◆ OBJECTIVE ◆
Repeat the data verbatim.

◆ DATASET EXTRACT ◆
____________

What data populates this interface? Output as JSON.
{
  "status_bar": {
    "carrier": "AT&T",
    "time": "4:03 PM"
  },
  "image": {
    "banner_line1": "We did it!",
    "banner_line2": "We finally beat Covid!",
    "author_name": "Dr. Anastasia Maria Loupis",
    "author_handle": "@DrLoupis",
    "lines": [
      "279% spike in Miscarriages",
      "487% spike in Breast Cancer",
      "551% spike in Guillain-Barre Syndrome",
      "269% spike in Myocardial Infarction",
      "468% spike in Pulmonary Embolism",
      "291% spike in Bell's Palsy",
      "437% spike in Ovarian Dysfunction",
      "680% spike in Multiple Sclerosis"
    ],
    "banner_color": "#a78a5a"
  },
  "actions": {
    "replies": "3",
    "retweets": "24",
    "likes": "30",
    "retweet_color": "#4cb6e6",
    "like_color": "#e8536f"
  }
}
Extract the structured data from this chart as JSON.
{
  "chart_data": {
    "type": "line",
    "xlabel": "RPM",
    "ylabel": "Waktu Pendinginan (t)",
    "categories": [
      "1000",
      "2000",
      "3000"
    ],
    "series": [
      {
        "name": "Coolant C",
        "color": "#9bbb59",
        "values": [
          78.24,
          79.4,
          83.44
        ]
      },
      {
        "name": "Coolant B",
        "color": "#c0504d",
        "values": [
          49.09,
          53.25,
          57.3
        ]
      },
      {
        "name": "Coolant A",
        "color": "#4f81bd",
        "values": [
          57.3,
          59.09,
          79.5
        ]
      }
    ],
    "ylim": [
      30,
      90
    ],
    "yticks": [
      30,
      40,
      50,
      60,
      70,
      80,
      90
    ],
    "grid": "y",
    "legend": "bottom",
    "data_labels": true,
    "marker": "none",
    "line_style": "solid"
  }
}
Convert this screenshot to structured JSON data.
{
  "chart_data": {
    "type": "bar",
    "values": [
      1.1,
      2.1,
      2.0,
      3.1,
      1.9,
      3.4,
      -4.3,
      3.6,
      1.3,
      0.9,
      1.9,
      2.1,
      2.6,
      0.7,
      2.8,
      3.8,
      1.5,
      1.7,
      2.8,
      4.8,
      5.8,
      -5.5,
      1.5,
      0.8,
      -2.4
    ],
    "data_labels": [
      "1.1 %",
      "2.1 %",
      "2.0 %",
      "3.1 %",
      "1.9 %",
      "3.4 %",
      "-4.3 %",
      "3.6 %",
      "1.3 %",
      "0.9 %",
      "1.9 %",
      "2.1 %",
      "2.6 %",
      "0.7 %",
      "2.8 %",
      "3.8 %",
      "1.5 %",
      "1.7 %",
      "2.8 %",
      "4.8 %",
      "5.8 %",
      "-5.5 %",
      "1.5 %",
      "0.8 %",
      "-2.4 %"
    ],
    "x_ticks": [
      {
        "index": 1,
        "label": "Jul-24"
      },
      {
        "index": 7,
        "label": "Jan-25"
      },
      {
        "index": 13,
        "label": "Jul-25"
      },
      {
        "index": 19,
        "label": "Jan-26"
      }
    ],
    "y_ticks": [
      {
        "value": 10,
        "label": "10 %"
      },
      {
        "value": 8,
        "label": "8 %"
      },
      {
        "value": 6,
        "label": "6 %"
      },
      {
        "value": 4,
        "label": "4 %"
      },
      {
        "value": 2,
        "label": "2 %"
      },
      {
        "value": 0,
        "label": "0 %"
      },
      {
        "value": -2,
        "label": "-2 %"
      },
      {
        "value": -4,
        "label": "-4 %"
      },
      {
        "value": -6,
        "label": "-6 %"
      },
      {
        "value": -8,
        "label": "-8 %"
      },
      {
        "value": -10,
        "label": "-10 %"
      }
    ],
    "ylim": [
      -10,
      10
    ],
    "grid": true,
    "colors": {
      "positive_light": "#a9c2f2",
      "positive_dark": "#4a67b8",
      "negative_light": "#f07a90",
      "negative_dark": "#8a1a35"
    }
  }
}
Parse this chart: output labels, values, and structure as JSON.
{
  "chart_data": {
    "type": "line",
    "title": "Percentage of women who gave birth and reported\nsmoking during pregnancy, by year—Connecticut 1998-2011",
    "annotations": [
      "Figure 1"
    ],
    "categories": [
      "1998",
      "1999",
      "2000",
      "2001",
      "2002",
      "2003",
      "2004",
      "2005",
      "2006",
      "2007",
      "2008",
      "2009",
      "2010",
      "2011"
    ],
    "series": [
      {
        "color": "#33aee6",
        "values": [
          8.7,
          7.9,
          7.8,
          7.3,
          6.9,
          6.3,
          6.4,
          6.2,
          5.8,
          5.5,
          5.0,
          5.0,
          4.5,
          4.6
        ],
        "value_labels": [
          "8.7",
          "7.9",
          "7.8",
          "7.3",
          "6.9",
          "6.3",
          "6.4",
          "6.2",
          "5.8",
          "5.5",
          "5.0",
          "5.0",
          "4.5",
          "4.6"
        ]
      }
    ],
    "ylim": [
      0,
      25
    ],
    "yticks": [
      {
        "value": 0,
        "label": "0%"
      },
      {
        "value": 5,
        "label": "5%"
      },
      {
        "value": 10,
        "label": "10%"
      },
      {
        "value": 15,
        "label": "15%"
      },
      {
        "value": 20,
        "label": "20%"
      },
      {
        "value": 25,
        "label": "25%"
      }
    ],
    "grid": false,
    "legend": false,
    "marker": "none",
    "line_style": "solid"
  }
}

____________

◆ REPLY ◆
What data populates this interface? Output as JSON.
{
  "status_bar": {
    "carrier": "AT&T",
    "time": "4:03 PM"
  },
  "image": {
    "banner_line1": "We did it!",
    "banner_line2": "We finally beat Covid!",
    "author_name": "Dr. Anastasia Maria Loupis",
    "author_handle": "@DrLoupis",
    "lines": [
      "279% spike in Miscarriages",
      "487% spike in Breast Cancer",
      "551% spike in Guillain-Barre Syndrome",
      "269% spike in Myocardial Infarction",
      "468% spike in Pulmonary Embolism",
      "291% spike in Bell's Palsy",
      "437% spike in Ovarian Dysfunction",
      "680% spike in Multiple Sclerosis"
    ],
    "banner_color": "#a78a5a"
  },
  "actions": {
    "replies": "3",
    "retweets": "24",
    "likes": "30",
    "retweet_color": "#4cb6e6",
    "like_color": "#e8536f"
  }
}
Extract the structured data from this chart as JSON.
{
  "chart_data": {
    "type": "line",
    "xlabel": "RPM",
    "ylabel": "Waktu Pendinginan (t)",
    "categories": [
      "1000",
      "2000",
      "3000"
    ],
    "series": [
      {
        "name": "Coolant C",
        "color": "#9bbb59",
        "values": [
          78.24,
          79.4,
          83.44
        ]
      },
      {
        "name": "Coolant B",
        "color": "#c0504d",
        "values": [
          49.09,
          53.25,
          57.3
        ]
      },
      {
        "name": "Coolant A",
        "color": "#4f81bd",
        "values": [
          57.3,
          59.09,
          79.5
        ]
      }
    ],
    "ylim": [
      30,
      90
    ],
    "yticks": [
      30,
      40,
      50,
      60,
      70,
      80,
      90
    ],
    "grid": "y",
    "legend": "bottom",
    "data_labels": true,
    "marker": "none",
    "line_style": "solid"
  }
}
Convert this screenshot to structured JSON data.
{
  "chart_data": {
    "type": "bar",
    "values": [
      1.1,
      2.1,
      2.0,
      3.1,
      1.9,
      3.4,
      -4.3,
      3.6,
      1.3,
      0.9,
      1.9,
      2.1,
      2.6,
      0.7,
      2.8,
      3.8,
      1.5,
      1.7,
      2.8,
      4.8,
      5.8,
      -5.5,
      1.5,
      0.8,
      -2.4
    ],
    "data_labels": [
      "1.1 %",
      "2.1 %",
      "2.0 %",
      "3.1 %",
      "1.9 %",
      "3.4 %",
      "-4.3 %",
      "3.6 %",
      "1.3 %",
      "0.9 %",
      "1.9 %",
      "2.1 %",
      "2.6 %",
      "0.7 %",
      "2.8 %",
      "3.8 %",
      "1.5 %",
      "1.7 %",
      "2.8 %",
      "4.8 %",
      "5.8 %",
      "-5.5 %",
      "1.5 %",
      "0.8 %",
      "-2.4 %"
    ],
    "x_ticks": [
      {
        "index": 1,
        "label": "Jul-24"
      },
      {
        "index": 7,
        "label": "Jan-25"
      },
      {
        "index": 13,
        "label": "Jul-25"
      },
      {
        "index": 19,
        "label": "Jan-26"
      }
    ],
    "y_ticks": [
      {
        "value": 10,
        "label": "10 %"
      },
      {
        "value": 8,
        "label": "8 %"
      },
      {
        "value": 6,
        "label": "6 %"
      },
      {
        "value": 4,
        "label": "4 %"
      },
      {
        "value": 2,
        "label": "2 %"
      },
      {
        "value": 0,
        "label": "0 %"
      },
      {
        "value": -2,
        "label": "-2 %"
      },
      {
        "value": -4,
        "label": "-4 %"
      },
      {
        "value": -6,
        "label": "-6 %"
      },
      {
        "value": -8,
        "label": "-8 %"
      },
      {
        "value": -10,
        "label": "-10 %"
      }
    ],
    "ylim": [
      -10,
      10
    ],
    "grid": true,
    "colors": {
      "positive_light": "#a9c2f2",
      "positive_dark": "#4a67b8",
      "negative_light": "#f07a90",
      "negative_dark": "#8a1a35"
    }
  }
}
Parse this chart: output labels, values, and structure as JSON.
{
  "chart_data": {
    "type": "line",
    "title": "Percentage of women who gave birth and reported\nsmoking during pregnancy, by year—Connecticut 1998-2011",
    "annotations": [
      "Figure 1"
    ],
    "categories": [
      "1998",
      "1999",
      "2000",
      "2001",
      "2002",
      "2003",
      "2004",
      "2005",
      "2006",
      "2007",
      "2008",
      "2009",
      "2010",
      "2011"
    ],
    "series": [
      {
        "color": "#33aee6",
        "values": [
          8.7,
          7.9,
          7.8,
          7.3,
          6.9,
          6.3,
          6.4,
          6.2,
          5.8,
          5.5,
          5.0,
          5.0,
          4.5,
          4.6
        ],
        "value_labels": [
          "8.7",
          "7.9",
          "7.8",
          "7.3",
          "6.9",
          "6.3",
          "6.4",
          "6.2",
          "5.8",
          "5.5",
          "5.0",
          "5.0",
          "4.5",
          "4.6"
        ]
      }
    ],
    "ylim": [
      0,
      25
    ],
    "yticks": [
      {
        "value": 0,
        "label": "0%"
      },
      {
        "value": 5,
        "label": "5%"
      },
      {
        "value": 10,
        "label": "10%"
      },
      {
        "value": 15,
        "label": "15%"
      },
      {
        "value": 20,
        "label": "20%"
      },
      {
        "value": 25,
        "label": "25%"
      }
    ],
    "grid": false,
    "legend": false,
    "marker": "none",
    "line_style": "solid"
  }
}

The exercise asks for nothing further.